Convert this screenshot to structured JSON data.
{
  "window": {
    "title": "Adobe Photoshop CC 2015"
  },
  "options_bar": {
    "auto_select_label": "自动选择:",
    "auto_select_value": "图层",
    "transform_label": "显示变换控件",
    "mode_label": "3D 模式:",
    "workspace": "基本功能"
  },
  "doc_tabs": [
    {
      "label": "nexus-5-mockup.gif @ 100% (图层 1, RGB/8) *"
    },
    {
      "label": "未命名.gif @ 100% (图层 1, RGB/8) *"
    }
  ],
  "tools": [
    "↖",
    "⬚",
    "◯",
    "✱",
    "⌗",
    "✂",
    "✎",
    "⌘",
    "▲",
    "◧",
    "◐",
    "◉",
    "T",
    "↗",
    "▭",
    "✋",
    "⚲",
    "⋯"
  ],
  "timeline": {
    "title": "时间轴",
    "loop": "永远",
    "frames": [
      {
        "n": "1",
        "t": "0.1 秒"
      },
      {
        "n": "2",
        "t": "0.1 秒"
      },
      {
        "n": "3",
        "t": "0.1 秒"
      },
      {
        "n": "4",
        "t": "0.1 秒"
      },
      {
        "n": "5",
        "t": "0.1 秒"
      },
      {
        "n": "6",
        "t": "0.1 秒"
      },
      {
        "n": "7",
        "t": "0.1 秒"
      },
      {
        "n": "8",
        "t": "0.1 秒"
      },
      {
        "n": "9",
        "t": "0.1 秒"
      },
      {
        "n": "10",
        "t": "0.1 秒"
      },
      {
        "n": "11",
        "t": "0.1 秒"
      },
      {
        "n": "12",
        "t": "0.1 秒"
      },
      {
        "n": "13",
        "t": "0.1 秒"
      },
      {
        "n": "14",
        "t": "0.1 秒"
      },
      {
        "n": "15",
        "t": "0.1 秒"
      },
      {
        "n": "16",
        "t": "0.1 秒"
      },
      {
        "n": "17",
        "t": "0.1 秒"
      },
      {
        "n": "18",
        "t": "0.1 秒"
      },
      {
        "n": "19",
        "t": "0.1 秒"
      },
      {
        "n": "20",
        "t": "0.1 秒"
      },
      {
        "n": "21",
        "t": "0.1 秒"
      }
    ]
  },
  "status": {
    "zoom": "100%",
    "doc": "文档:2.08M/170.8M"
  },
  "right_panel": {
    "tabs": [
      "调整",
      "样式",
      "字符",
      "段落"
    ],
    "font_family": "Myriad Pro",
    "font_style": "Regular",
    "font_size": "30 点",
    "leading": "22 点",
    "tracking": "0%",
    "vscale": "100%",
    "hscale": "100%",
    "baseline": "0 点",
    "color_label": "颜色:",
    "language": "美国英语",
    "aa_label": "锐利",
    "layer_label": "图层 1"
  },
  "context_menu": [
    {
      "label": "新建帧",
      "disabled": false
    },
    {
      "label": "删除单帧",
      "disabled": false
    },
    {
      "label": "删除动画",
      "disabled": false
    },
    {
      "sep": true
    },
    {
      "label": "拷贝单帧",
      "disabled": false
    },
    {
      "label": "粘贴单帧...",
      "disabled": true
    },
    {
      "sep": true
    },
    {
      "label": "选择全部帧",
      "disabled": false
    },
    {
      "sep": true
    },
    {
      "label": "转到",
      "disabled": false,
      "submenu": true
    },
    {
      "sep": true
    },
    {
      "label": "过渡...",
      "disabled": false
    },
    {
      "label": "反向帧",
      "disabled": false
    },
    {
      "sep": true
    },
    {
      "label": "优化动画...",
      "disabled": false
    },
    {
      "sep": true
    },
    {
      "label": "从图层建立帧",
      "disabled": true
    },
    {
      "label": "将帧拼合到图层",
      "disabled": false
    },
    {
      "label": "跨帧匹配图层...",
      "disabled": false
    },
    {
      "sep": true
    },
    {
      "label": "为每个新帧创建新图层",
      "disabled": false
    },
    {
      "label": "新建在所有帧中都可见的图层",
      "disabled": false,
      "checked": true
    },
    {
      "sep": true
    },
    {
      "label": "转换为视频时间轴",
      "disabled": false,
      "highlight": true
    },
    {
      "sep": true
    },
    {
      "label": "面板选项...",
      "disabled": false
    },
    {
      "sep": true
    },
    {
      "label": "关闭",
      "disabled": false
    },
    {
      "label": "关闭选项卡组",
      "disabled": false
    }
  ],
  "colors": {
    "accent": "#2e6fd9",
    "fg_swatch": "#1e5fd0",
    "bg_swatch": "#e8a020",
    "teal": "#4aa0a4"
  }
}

▶ TASK OBJECTIVE: Isolate the lines above that contain the word "title" and copy them.

▶ SOLUTION FOR THIS EXERCISE:
    "title": "Adobe Photoshop CC 2015"
    "title": "时间轴",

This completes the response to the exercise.